» **Directions**: Convert the material from the line containing "Patent image size: (867, 743)." through the line containing "The second switch unit 120 is at (205, 453)." into a two-column CSV with the headers input and output, one row per input paired with its output. Put each value in a single quoted field, with line breaks replaced by spaces.

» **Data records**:
□ □ □ □

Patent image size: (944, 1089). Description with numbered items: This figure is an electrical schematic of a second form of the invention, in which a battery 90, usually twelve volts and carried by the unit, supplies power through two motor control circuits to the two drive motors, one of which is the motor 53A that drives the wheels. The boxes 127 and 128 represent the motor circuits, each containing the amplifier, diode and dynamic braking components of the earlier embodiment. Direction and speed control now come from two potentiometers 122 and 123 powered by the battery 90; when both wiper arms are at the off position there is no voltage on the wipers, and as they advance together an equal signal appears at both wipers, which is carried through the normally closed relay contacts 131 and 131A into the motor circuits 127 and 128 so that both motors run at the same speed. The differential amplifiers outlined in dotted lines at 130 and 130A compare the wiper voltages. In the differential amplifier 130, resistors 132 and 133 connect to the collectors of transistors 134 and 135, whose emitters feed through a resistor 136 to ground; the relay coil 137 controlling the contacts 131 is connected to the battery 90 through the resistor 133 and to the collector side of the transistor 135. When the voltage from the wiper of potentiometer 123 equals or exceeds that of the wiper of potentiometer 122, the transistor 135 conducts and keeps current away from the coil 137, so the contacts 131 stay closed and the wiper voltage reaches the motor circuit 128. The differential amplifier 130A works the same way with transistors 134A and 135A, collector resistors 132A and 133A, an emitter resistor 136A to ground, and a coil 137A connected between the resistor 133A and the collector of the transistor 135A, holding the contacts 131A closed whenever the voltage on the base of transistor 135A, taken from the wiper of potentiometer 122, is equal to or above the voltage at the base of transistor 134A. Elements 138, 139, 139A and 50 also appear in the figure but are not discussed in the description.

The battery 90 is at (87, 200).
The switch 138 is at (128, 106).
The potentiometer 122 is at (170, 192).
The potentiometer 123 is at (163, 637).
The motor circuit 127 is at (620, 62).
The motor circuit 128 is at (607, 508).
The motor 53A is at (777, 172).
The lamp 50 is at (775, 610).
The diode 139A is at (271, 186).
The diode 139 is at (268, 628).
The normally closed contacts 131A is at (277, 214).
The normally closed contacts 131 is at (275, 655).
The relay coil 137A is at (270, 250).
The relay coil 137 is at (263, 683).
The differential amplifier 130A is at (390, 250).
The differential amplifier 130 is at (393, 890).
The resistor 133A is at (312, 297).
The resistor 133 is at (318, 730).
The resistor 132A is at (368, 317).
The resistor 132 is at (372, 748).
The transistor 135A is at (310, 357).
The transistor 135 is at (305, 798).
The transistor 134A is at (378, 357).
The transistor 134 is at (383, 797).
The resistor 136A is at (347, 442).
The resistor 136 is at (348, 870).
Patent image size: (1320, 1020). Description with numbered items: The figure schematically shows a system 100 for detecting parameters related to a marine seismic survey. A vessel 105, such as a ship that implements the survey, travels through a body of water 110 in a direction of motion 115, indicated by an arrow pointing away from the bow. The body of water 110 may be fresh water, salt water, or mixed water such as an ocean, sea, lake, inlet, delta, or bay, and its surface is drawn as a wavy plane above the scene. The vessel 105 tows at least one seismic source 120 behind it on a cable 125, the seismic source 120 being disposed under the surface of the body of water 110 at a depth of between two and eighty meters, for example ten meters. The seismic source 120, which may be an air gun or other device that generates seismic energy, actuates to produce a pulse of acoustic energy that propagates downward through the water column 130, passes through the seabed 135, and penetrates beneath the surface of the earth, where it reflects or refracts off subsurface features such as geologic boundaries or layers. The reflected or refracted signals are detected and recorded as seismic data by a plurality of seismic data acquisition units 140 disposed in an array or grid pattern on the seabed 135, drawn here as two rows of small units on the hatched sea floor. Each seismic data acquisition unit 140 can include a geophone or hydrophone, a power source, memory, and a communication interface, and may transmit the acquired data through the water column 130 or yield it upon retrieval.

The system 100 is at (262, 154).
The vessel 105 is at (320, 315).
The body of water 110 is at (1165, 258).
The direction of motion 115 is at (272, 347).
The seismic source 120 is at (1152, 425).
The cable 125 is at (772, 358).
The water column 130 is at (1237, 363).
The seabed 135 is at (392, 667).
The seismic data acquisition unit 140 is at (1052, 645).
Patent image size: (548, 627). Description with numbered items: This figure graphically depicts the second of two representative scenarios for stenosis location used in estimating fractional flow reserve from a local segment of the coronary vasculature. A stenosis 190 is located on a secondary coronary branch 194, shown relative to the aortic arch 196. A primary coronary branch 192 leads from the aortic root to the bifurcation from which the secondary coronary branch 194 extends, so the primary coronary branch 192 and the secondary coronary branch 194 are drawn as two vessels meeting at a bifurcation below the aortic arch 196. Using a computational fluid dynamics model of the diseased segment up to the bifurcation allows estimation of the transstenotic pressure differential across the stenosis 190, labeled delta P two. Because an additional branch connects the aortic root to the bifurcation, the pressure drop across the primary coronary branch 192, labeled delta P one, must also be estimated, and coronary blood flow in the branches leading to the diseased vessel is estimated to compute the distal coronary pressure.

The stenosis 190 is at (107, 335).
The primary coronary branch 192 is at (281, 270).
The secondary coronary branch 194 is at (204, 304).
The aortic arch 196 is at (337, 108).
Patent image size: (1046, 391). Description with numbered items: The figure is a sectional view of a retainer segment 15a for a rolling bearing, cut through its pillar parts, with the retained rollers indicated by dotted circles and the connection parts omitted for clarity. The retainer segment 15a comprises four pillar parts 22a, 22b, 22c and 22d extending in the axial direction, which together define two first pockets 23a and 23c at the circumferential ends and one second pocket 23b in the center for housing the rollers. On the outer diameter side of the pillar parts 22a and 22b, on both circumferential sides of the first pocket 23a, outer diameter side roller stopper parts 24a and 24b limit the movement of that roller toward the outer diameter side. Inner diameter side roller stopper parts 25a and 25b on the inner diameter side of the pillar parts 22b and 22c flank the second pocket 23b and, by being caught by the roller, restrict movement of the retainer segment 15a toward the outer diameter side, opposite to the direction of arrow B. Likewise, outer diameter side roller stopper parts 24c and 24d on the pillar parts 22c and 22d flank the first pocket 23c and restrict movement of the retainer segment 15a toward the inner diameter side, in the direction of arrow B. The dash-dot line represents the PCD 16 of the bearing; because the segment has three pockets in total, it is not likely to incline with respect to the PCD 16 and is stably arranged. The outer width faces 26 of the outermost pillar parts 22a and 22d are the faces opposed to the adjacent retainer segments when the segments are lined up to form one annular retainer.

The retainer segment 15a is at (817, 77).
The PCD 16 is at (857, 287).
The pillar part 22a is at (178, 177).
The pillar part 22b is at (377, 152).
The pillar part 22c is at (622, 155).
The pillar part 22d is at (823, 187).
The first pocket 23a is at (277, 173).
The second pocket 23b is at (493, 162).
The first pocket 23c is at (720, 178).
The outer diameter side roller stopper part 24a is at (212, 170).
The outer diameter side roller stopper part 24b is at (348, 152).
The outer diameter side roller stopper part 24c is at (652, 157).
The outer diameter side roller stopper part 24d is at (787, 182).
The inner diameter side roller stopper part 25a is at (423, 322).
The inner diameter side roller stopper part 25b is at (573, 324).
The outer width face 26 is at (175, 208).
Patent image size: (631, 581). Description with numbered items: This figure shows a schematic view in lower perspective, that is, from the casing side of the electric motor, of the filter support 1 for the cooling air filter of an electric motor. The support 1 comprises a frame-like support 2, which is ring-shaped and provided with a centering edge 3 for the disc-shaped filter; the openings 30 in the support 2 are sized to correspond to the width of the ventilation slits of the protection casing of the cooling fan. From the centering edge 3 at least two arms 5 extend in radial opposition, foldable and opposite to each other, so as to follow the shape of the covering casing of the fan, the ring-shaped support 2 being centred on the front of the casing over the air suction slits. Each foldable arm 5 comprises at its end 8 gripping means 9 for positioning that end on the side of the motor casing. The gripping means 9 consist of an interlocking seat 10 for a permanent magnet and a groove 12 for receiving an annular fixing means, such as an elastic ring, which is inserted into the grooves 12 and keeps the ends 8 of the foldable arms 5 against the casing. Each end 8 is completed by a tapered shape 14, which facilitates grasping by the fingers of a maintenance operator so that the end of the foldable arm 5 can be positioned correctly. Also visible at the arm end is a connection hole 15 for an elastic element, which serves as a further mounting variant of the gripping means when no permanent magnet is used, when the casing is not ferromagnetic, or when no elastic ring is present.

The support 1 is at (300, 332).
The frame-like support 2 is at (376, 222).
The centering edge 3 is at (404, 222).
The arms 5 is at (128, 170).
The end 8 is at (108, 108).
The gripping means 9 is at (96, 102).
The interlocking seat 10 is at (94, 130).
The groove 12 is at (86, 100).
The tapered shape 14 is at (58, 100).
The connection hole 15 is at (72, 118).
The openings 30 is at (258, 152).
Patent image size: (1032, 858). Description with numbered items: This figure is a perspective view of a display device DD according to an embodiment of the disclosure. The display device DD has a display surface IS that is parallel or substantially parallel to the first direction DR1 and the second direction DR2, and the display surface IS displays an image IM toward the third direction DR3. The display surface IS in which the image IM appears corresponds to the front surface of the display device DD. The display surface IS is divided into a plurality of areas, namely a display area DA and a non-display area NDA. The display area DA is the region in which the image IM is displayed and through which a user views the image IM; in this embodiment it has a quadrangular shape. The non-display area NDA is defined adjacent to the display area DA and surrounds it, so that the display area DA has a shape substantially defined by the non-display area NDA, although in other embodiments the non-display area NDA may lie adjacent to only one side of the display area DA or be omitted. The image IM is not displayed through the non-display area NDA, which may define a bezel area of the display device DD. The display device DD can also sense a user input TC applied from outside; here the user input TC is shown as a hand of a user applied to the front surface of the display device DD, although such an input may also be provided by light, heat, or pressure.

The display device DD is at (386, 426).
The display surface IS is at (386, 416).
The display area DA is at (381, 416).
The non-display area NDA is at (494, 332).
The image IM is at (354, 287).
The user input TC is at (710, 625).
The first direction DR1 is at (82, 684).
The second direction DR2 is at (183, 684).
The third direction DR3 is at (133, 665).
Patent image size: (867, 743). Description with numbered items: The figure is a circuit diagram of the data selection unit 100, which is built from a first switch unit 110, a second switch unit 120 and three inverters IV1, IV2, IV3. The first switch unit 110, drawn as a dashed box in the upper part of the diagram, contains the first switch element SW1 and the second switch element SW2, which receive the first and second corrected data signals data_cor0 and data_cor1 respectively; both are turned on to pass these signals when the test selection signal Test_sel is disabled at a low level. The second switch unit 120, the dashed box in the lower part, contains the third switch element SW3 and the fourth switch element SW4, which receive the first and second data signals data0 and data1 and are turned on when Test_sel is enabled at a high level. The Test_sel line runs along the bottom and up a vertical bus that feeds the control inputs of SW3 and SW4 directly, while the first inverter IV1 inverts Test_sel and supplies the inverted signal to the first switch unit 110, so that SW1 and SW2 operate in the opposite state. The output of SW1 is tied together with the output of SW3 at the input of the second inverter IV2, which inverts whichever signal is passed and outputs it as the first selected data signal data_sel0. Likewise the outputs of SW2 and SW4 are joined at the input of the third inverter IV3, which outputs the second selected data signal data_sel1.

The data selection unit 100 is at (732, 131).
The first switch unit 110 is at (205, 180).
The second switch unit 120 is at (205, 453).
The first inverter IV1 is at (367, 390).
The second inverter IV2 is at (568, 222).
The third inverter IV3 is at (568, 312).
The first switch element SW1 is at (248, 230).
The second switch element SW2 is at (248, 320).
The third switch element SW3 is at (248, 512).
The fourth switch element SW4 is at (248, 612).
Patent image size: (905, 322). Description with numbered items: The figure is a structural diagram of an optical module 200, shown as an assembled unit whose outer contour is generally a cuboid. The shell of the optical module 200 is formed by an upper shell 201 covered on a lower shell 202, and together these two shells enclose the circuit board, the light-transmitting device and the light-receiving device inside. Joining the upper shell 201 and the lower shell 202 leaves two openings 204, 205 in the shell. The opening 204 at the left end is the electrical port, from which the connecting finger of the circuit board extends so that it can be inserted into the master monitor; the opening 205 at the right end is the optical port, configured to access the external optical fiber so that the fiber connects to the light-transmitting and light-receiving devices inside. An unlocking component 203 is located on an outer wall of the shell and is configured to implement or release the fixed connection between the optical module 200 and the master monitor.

□ □ □ □

» **Result**:
input,output
"Patent image size: (867, 743). Description with numbered items: The figure is a circuit diagram of the data selection unit 100, which is built from a first switch unit 110, a second switch unit 120 and three inverters IV1, IV2, IV3. The first switch unit 110, drawn as a dashed box in the upper part of the diagram, contains the first switch element SW1 and the second switch element SW2, which receive the first and second corrected data signals data_cor0 and data_cor1 respectively; both are turned on to pass these signals when the test selection signal Test_sel is disabled at a low level. The second switch unit 120, the dashed box in the lower part, contains the third switch element SW3 and the fourth switch element SW4, which receive the first and second data signals data0 and data1 and are turned on when Test_sel is enabled at a high level. The Test_sel line runs along the bottom and up a vertical bus that feeds the control inputs of SW3 and SW4 directly, while the first inverter IV1 inverts Test_sel and supplies the inverted signal to the first switch unit 110, so that SW1 and SW2 operate in the opposite state. The output of SW1 is tied together with the output of SW3 at the input of the second inverter IV2, which inverts whichever signal is passed and outputs it as the first selected data signal data_sel0. Likewise the outputs of SW2 and SW4 are joined at the input of the third inverter IV3, which outputs the second selected data signal data_sel1.","The data selection unit 100 is at (732, 131). The first switch unit 110 is at (205, 180). The second switch unit 120 is at (205, 453)."